**Stated goal**. Copy verbatim the span of lines beginning at the line that contains "Transcribe the text in this document." and ending with the final line of the data. Exclude pictures from the copy.

begin

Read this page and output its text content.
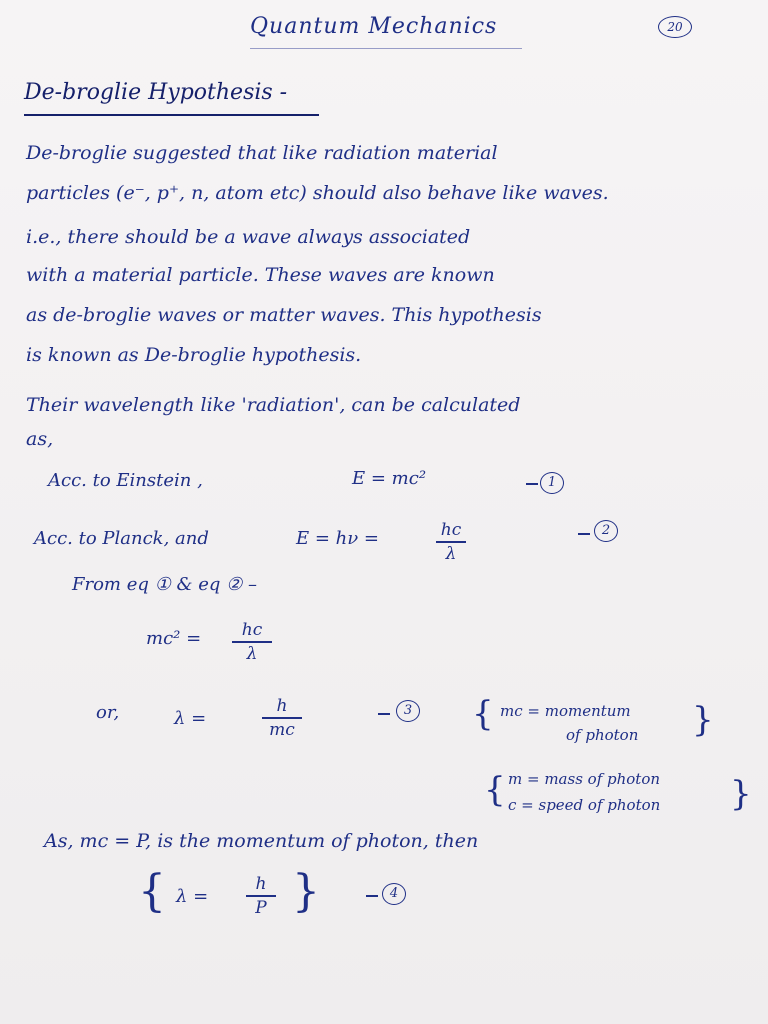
Quantum Mechanics	20
De-broglie Hypothesis -
De-broglie suggested that like radiation material
particles (e⁻, p⁺, n, atom etc) should also behave like waves.
i.e., there should be a wave always associated
with a material particle. These waves are known
as de-broglie waves or matter waves. This hypothesis
is known as De-broglie hypothesis.
Their wavelength like 'radiation', can be calculated
as,
Acc. to Einstein ,	E = mc²	1
Acc. to Planck, and	E = hν =	hc
λ
2
From eq ① & eq ② –
mc² =	hc
λ
or,	λ =
h
mc
3 { mc = momentum
of photon }
{ m = mass of photon
c = speed of photon }
As, mc = P, is the momentum of photon, then
{ λ =
h
P }	4
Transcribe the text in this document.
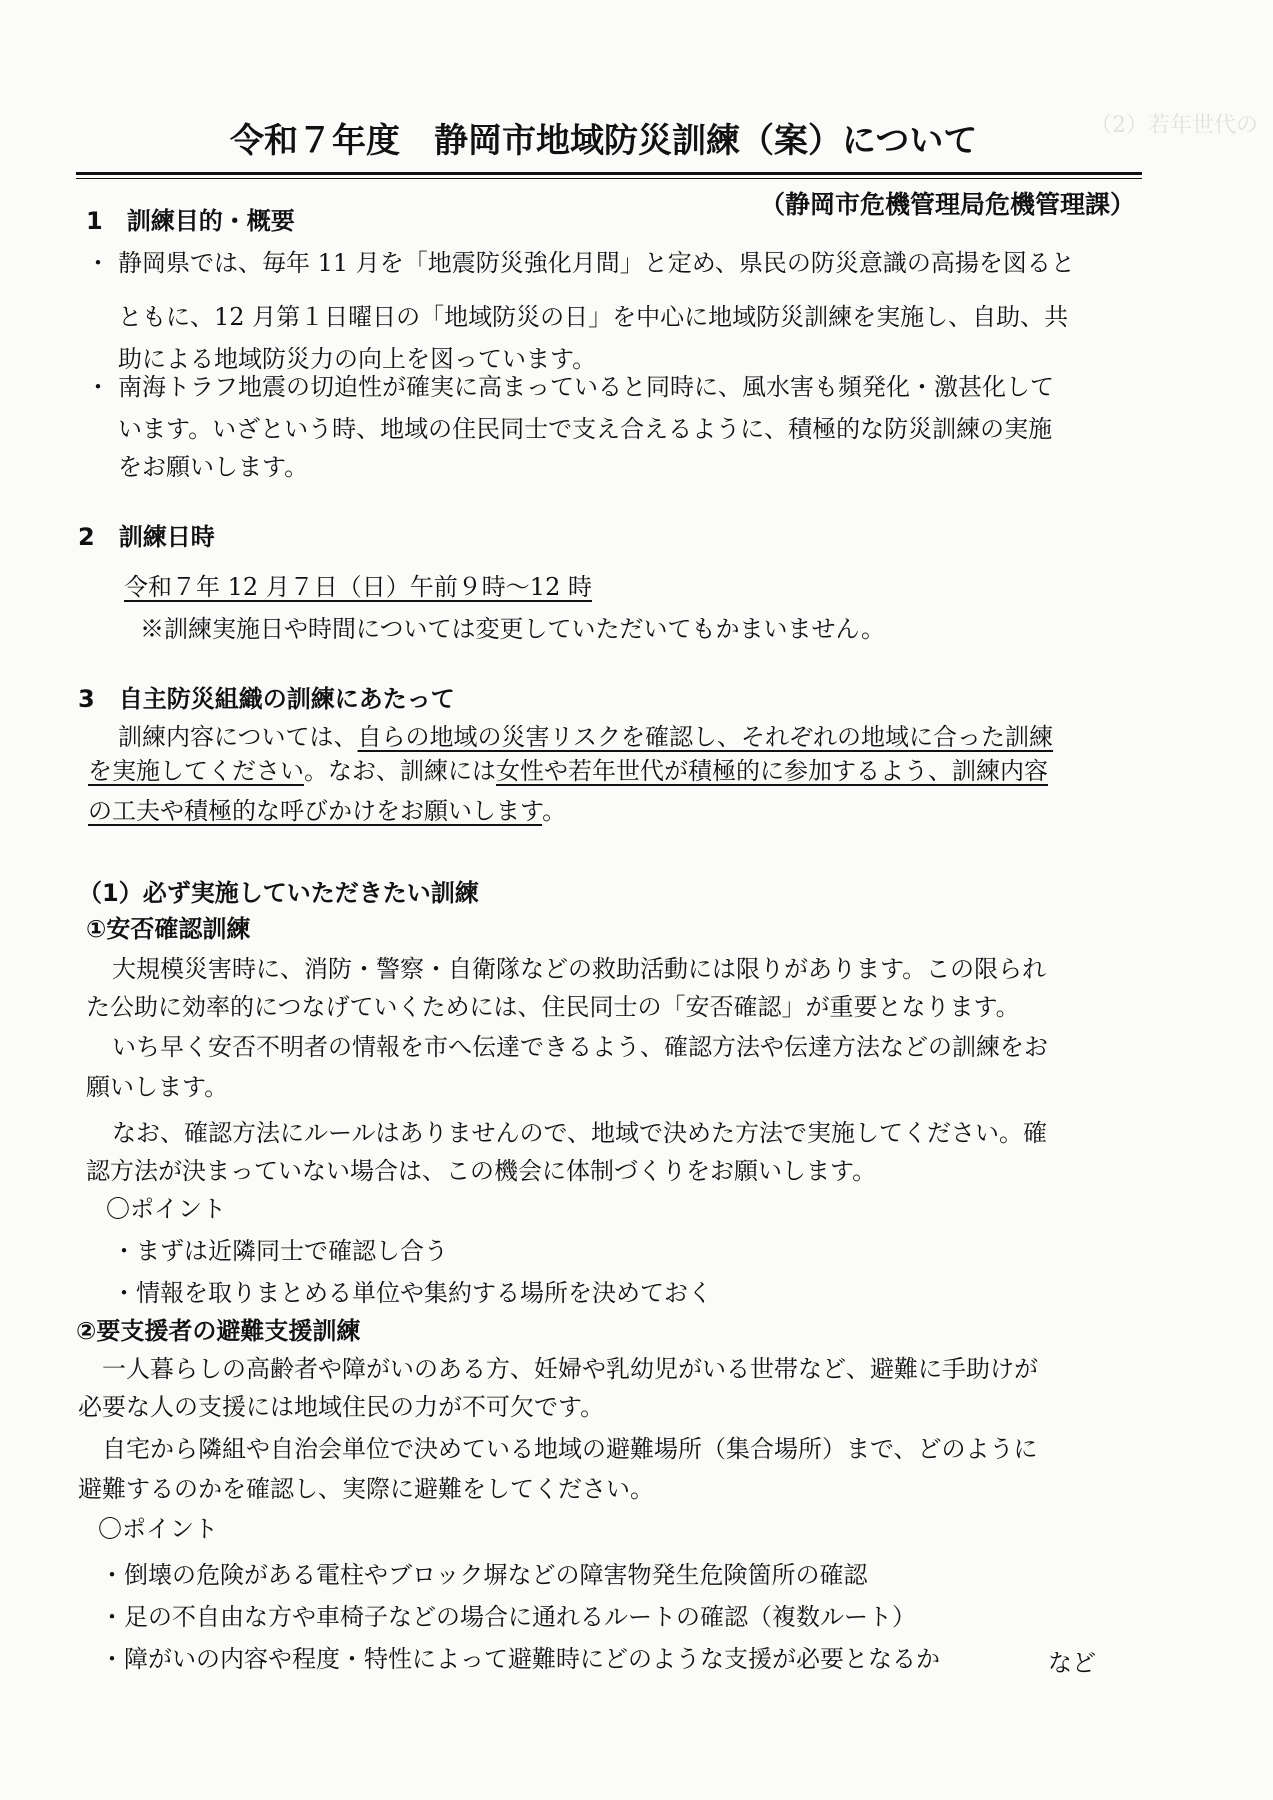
（2）若年世代の
令和７年度　静岡市地域防災訓練（案）について
（静岡市危機管理局危機管理課）
1　訓練目的・概要
・ 静岡県では、毎年 11 月を「地震防災強化月間」と定め、県民の防災意識の高揚を図ると
ともに、12 月第１日曜日の「地域防災の日」を中心に地域防災訓練を実施し、自助、共
助による地域防災力の向上を図っています。
・ 南海トラフ地震の切迫性が確実に高まっていると同時に、風水害も頻発化・激甚化して
います。いざという時、地域の住民同士で支え合えるように、積極的な防災訓練の実施
をお願いします。
2　訓練日時
令和７年 12 月７日（日）午前９時～12 時
※訓練実施日や時間については変更していただいてもかまいません。
3　自主防災組織の訓練にあたって
訓練内容については、自らの地域の災害リスクを確認し、それぞれの地域に合った訓練
を実施してください。なお、訓練には女性や若年世代が積極的に参加するよう、訓練内容
の工夫や積極的な呼びかけをお願いします。
（1）必ず実施していただきたい訓練
①安否確認訓練
大規模災害時に、消防・警察・自衛隊などの救助活動には限りがあります。この限られ
た公助に効率的につなげていくためには、住民同士の「安否確認」が重要となります。
いち早く安否不明者の情報を市へ伝達できるよう、確認方法や伝達方法などの訓練をお
願いします。
なお、確認方法にルールはありませんので、地域で決めた方法で実施してください。確
認方法が決まっていない場合は、この機会に体制づくりをお願いします。
〇ポイント
・まずは近隣同士で確認し合う
・情報を取りまとめる単位や集約する場所を決めておく
②要支援者の避難支援訓練
一人暮らしの高齢者や障がいのある方、妊婦や乳幼児がいる世帯など、避難に手助けが
必要な人の支援には地域住民の力が不可欠です。
自宅から隣組や自治会単位で決めている地域の避難場所（集合場所）まで、どのように
避難するのかを確認し、実際に避難をしてください。
〇ポイント
・倒壊の危険がある電柱やブロック塀などの障害物発生危険箇所の確認
・足の不自由な方や車椅子などの場合に通れるルートの確認（複数ルート）
・障がいの内容や程度・特性によって避難時にどのような支援が必要となるか	など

end

**The output**.
Transcribe the text in this document.
（2）若年世代の
令和７年度　静岡市地域防災訓練（案）について
（静岡市危機管理局危機管理課）
1　訓練目的・概要
・ 静岡県では、毎年 11 月を「地震防災強化月間」と定め、県民の防災意識の高揚を図ると
ともに、12 月第１日曜日の「地域防災の日」を中心に地域防災訓練を実施し、自助、共
助による地域防災力の向上を図っています。
・ 南海トラフ地震の切迫性が確実に高まっていると同時に、風水害も頻発化・激甚化して
います。いざという時、地域の住民同士で支え合えるように、積極的な防災訓練の実施
をお願いします。
2　訓練日時
令和７年 12 月７日（日）午前９時～12 時
※訓練実施日や時間については変更していただいてもかまいません。
3　自主防災組織の訓練にあたって
訓練内容については、自らの地域の災害リスクを確認し、それぞれの地域に合った訓練
を実施してください。なお、訓練には女性や若年世代が積極的に参加するよう、訓練内容
の工夫や積極的な呼びかけをお願いします。
（1）必ず実施していただきたい訓練
①安否確認訓練
大規模災害時に、消防・警察・自衛隊などの救助活動には限りがあります。この限られ
た公助に効率的につなげていくためには、住民同士の「安否確認」が重要となります。
いち早く安否不明者の情報を市へ伝達できるよう、確認方法や伝達方法などの訓練をお
願いします。
なお、確認方法にルールはありませんので、地域で決めた方法で実施してください。確
認方法が決まっていない場合は、この機会に体制づくりをお願いします。
〇ポイント
・まずは近隣同士で確認し合う
・情報を取りまとめる単位や集約する場所を決めておく
②要支援者の避難支援訓練
一人暮らしの高齢者や障がいのある方、妊婦や乳幼児がいる世帯など、避難に手助けが
必要な人の支援には地域住民の力が不可欠です。
自宅から隣組や自治会単位で決めている地域の避難場所（集合場所）まで、どのように
避難するのかを確認し、実際に避難をしてください。
〇ポイント
・倒壊の危険がある電柱やブロック塀などの障害物発生危険箇所の確認
・足の不自由な方や車椅子などの場合に通れるルートの確認（複数ルート）
・障がいの内容や程度・特性によって避難時にどのような支援が必要となるか	など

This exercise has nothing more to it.